Records from a collection of figures:
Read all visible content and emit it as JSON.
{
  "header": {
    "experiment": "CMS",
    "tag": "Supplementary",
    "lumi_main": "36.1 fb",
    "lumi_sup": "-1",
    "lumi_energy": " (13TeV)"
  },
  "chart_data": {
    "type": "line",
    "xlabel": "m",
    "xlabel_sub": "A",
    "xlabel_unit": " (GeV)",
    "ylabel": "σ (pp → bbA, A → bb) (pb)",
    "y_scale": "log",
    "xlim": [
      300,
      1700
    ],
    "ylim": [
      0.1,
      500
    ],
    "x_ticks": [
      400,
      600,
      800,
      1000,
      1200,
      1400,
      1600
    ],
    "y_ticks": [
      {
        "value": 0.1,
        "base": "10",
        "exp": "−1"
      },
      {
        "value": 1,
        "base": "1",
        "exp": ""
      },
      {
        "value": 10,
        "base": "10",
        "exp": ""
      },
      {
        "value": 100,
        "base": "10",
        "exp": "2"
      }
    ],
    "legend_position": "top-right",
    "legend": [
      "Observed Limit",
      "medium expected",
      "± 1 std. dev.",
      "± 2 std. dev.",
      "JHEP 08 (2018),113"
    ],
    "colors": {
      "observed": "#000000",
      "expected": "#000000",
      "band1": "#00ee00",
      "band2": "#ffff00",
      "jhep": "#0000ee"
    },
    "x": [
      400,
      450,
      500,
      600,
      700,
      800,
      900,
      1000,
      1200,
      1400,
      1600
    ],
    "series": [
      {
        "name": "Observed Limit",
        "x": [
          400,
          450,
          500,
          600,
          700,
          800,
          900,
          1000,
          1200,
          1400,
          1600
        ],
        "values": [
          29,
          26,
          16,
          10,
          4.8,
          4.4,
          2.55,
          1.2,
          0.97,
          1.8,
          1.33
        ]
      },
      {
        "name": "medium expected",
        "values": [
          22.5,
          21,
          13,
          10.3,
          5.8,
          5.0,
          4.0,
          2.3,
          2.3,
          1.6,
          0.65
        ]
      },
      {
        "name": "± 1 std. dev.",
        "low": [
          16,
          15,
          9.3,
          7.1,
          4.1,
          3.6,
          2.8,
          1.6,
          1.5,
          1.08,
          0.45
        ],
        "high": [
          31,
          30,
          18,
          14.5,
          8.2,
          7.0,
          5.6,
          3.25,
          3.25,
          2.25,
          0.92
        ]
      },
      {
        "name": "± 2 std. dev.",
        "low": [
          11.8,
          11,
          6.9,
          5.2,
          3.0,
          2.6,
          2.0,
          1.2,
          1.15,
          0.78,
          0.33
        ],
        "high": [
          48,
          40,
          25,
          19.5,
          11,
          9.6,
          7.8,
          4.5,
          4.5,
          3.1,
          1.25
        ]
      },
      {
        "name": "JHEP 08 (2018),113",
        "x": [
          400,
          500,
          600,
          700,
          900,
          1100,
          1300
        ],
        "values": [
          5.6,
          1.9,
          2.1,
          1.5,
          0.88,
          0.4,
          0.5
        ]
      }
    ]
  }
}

**GIVEN REQUEST**
Copy every line in the records above that contains the word "name".

**CORRECT RESPONSE**
        "name": "Observed Limit",
        "name": "medium expected",
        "name": "± 1 std. dev.",
        "name": "± 2 std. dev.",
        "name": "JHEP 08 (2018),113",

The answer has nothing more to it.